-- Start of TASK INPUTS --

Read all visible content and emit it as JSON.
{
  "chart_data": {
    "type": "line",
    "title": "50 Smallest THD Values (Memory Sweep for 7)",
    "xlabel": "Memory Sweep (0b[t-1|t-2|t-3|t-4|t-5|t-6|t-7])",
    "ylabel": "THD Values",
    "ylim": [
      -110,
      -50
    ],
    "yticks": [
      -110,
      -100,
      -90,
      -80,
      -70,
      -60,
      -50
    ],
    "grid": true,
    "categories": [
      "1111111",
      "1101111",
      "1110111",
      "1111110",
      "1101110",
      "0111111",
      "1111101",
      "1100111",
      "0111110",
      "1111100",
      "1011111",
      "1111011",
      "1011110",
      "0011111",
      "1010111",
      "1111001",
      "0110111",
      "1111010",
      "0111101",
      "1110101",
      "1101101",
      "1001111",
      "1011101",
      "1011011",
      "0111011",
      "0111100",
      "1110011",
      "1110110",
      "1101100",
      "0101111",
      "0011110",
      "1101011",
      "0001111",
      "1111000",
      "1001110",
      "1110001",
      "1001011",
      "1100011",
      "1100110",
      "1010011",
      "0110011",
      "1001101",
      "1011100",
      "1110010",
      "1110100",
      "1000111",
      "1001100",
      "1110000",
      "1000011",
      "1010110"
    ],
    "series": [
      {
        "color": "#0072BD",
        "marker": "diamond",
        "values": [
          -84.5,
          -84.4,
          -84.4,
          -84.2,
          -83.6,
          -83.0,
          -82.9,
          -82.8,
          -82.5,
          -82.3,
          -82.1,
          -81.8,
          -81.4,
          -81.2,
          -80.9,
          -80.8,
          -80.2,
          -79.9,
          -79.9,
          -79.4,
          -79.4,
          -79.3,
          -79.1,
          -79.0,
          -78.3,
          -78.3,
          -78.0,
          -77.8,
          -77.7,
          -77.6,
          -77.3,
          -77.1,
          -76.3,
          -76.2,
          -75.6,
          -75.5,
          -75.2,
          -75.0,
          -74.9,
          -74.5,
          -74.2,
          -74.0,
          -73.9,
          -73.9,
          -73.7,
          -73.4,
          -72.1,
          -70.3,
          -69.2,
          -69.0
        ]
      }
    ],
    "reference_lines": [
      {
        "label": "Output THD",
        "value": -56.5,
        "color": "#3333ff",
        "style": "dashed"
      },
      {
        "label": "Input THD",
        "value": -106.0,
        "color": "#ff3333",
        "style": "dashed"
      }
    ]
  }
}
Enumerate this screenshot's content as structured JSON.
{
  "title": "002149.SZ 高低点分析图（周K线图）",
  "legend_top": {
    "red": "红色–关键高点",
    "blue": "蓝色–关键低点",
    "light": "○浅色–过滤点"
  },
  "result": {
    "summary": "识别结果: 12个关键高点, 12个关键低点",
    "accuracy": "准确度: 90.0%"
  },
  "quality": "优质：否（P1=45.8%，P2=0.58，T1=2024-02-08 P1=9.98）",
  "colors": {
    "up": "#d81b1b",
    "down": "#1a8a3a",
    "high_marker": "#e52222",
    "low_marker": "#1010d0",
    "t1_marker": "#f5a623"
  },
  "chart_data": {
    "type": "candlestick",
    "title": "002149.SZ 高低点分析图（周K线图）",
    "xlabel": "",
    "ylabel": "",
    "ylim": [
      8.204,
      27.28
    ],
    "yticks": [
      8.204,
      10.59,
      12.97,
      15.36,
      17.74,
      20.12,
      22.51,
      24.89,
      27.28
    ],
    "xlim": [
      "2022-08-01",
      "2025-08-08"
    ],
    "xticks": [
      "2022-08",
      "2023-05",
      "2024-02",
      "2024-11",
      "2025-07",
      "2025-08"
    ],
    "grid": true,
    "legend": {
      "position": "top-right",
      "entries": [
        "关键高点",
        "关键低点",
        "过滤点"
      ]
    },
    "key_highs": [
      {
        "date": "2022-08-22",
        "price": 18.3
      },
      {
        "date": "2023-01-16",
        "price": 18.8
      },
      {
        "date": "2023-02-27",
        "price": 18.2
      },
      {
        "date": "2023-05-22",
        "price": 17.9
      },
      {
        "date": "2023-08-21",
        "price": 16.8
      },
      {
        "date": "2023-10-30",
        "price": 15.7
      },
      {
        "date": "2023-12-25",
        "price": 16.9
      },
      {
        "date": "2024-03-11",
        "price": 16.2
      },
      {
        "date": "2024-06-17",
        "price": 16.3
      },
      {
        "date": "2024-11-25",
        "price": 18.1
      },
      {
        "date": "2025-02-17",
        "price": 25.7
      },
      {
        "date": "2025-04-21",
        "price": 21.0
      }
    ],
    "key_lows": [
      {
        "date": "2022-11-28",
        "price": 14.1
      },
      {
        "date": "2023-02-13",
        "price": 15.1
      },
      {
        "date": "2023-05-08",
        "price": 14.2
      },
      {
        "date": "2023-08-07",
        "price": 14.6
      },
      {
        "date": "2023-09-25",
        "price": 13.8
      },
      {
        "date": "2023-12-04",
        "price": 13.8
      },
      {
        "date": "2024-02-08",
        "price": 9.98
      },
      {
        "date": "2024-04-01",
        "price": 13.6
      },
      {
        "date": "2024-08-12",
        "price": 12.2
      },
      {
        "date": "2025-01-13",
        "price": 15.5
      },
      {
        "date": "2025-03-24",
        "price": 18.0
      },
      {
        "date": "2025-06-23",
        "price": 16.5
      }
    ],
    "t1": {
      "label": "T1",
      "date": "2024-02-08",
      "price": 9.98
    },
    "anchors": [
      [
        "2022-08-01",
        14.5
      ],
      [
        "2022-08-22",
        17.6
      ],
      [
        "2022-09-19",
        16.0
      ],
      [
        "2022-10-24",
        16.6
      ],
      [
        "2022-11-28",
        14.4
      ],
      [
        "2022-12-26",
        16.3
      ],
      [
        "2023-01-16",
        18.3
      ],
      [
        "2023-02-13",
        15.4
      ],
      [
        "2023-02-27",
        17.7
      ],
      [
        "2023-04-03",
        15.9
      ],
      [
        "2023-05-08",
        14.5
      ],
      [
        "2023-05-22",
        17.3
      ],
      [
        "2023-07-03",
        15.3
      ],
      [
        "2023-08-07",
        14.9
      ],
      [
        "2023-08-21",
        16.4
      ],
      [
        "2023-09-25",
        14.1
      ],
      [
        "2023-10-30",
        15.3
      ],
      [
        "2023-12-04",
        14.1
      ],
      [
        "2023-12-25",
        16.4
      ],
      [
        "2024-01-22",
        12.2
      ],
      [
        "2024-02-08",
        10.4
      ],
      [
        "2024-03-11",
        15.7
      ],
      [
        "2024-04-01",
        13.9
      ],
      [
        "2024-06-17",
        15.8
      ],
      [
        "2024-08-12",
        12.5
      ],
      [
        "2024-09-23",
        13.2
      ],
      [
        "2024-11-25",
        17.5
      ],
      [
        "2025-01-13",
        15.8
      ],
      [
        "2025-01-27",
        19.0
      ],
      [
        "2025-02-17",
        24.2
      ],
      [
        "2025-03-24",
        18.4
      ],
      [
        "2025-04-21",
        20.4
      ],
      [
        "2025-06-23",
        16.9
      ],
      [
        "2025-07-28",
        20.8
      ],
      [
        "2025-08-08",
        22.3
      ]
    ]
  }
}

-- End of TASK INPUTS --

Write the material out again in its entirety, exactly as shown.

Read all visible content and emit it as JSON.
{
  "chart_data": {
    "type": "line",
    "title": "50 Smallest THD Values (Memory Sweep for 7)",
    "xlabel": "Memory Sweep (0b[t-1|t-2|t-3|t-4|t-5|t-6|t-7])",
    "ylabel": "THD Values",
    "ylim": [
      -110,
      -50
    ],
    "yticks": [
      -110,
      -100,
      -90,
      -80,
      -70,
      -60,
      -50
    ],
    "grid": true,
    "categories": [
      "1111111",
      "1101111",
      "1110111",
      "1111110",
      "1101110",
      "0111111",
      "1111101",
      "1100111",
      "0111110",
      "1111100",
      "1011111",
      "1111011",
      "1011110",
      "0011111",
      "1010111",
      "1111001",
      "0110111",
      "1111010",
      "0111101",
      "1110101",
      "1101101",
      "1001111",
      "1011101",
      "1011011",
      "0111011",
      "0111100",
      "1110011",
      "1110110",
      "1101100",
      "0101111",
      "0011110",
      "1101011",
      "0001111",
      "1111000",
      "1001110",
      "1110001",
      "1001011",
      "1100011",
      "1100110",
      "1010011",
      "0110011",
      "1001101",
      "1011100",
      "1110010",
      "1110100",
      "1000111",
      "1001100",
      "1110000",
      "1000011",
      "1010110"
    ],
    "series": [
      {
        "color": "#0072BD",
        "marker": "diamond",
        "values": [
          -84.5,
          -84.4,
          -84.4,
          -84.2,
          -83.6,
          -83.0,
          -82.9,
          -82.8,
          -82.5,
          -82.3,
          -82.1,
          -81.8,
          -81.4,
          -81.2,
          -80.9,
          -80.8,
          -80.2,
          -79.9,
          -79.9,
          -79.4,
          -79.4,
          -79.3,
          -79.1,
          -79.0,
          -78.3,
          -78.3,
          -78.0,
          -77.8,
          -77.7,
          -77.6,
          -77.3,
          -77.1,
          -76.3,
          -76.2,
          -75.6,
          -75.5,
          -75.2,
          -75.0,
          -74.9,
          -74.5,
          -74.2,
          -74.0,
          -73.9,
          -73.9,
          -73.7,
          -73.4,
          -72.1,
          -70.3,
          -69.2,
          -69.0
        ]
      }
    ],
    "reference_lines": [
      {
        "label": "Output THD",
        "value": -56.5,
        "color": "#3333ff",
        "style": "dashed"
      },
      {
        "label": "Input THD",
        "value": -106.0,
        "color": "#ff3333",
        "style": "dashed"
      }
    ]
  }
}
Enumerate this screenshot's content as structured JSON.
{
  "title": "002149.SZ 高低点分析图（周K线图）",
  "legend_top": {
    "red": "红色–关键高点",
    "blue": "蓝色–关键低点",
    "light": "○浅色–过滤点"
  },
  "result": {
    "summary": "识别结果: 12个关键高点, 12个关键低点",
    "accuracy": "准确度: 90.0%"
  },
  "quality": "优质：否（P1=45.8%，P2=0.58，T1=2024-02-08 P1=9.98）",
  "colors": {
    "up": "#d81b1b",
    "down": "#1a8a3a",
    "high_marker": "#e52222",
    "low_marker": "#1010d0",
    "t1_marker": "#f5a623"
  },
  "chart_data": {
    "type": "candlestick",
    "title": "002149.SZ 高低点分析图（周K线图）",
    "xlabel": "",
    "ylabel": "",
    "ylim": [
      8.204,
      27.28
    ],
    "yticks": [
      8.204,
      10.59,
      12.97,
      15.36,
      17.74,
      20.12,
      22.51,
      24.89,
      27.28
    ],
    "xlim": [
      "2022-08-01",
      "2025-08-08"
    ],
    "xticks": [
      "2022-08",
      "2023-05",
      "2024-02",
      "2024-11",
      "2025-07",
      "2025-08"
    ],
    "grid": true,
    "legend": {
      "position": "top-right",
      "entries": [
        "关键高点",
        "关键低点",
        "过滤点"
      ]
    },
    "key_highs": [
      {
        "date": "2022-08-22",
        "price": 18.3
      },
      {
        "date": "2023-01-16",
        "price": 18.8
      },
      {
        "date": "2023-02-27",
        "price": 18.2
      },
      {
        "date": "2023-05-22",
        "price": 17.9
      },
      {
        "date": "2023-08-21",
        "price": 16.8
      },
      {
        "date": "2023-10-30",
        "price": 15.7
      },
      {
        "date": "2023-12-25",
        "price": 16.9
      },
      {
        "date": "2024-03-11",
        "price": 16.2
      },
      {
        "date": "2024-06-17",
        "price": 16.3
      },
      {
        "date": "2024-11-25",
        "price": 18.1
      },
      {
        "date": "2025-02-17",
        "price": 25.7
      },
      {
        "date": "2025-04-21",
        "price": 21.0
      }
    ],
    "key_lows": [
      {
        "date": "2022-11-28",
        "price": 14.1
      },
      {
        "date": "2023-02-13",
        "price": 15.1
      },
      {
        "date": "2023-05-08",
        "price": 14.2
      },
      {
        "date": "2023-08-07",
        "price": 14.6
      },
      {
        "date": "2023-09-25",
        "price": 13.8
      },
      {
        "date": "2023-12-04",
        "price": 13.8
      },
      {
        "date": "2024-02-08",
        "price": 9.98
      },
      {
        "date": "2024-04-01",
        "price": 13.6
      },
      {
        "date": "2024-08-12",
        "price": 12.2
      },
      {
        "date": "2025-01-13",
        "price": 15.5
      },
      {
        "date": "2025-03-24",
        "price": 18.0
      },
      {
        "date": "2025-06-23",
        "price": 16.5
      }
    ],
    "t1": {
      "label": "T1",
      "date": "2024-02-08",
      "price": 9.98
    },
    "anchors": [
      [
        "2022-08-01",
        14.5
      ],
      [
        "2022-08-22",
        17.6
      ],
      [
        "2022-09-19",
        16.0
      ],
      [
        "2022-10-24",
        16.6
      ],
      [
        "2022-11-28",
        14.4
      ],
      [
        "2022-12-26",
        16.3
      ],
      [
        "2023-01-16",
        18.3
      ],
      [
        "2023-02-13",
        15.4
      ],
      [
        "2023-02-27",
        17.7
      ],
      [
        "2023-04-03",
        15.9
      ],
      [
        "2023-05-08",
        14.5
      ],
      [
        "2023-05-22",
        17.3
      ],
      [
        "2023-07-03",
        15.3
      ],
      [
        "2023-08-07",
        14.9
      ],
      [
        "2023-08-21",
        16.4
      ],
      [
        "2023-09-25",
        14.1
      ],
      [
        "2023-10-30",
        15.3
      ],
      [
        "2023-12-04",
        14.1
      ],
      [
        "2023-12-25",
        16.4
      ],
      [
        "2024-01-22",
        12.2
      ],
      [
        "2024-02-08",
        10.4
      ],
      [
        "2024-03-11",
        15.7
      ],
      [
        "2024-04-01",
        13.9
      ],
      [
        "2024-06-17",
        15.8
      ],
      [
        "2024-08-12",
        12.5
      ],
      [
        "2024-09-23",
        13.2
      ],
      [
        "2024-11-25",
        17.5
      ],
      [
        "2025-01-13",
        15.8
      ],
      [
        "2025-01-27",
        19.0
      ],
      [
        "2025-02-17",
        24.2
      ],
      [
        "2025-03-24",
        18.4
      ],
      [
        "2025-04-21",
        20.4
      ],
      [
        "2025-06-23",
        16.9
      ],
      [
        "2025-07-28",
        20.8
      ],
      [
        "2025-08-08",
        22.3
      ]
    ]
  }
}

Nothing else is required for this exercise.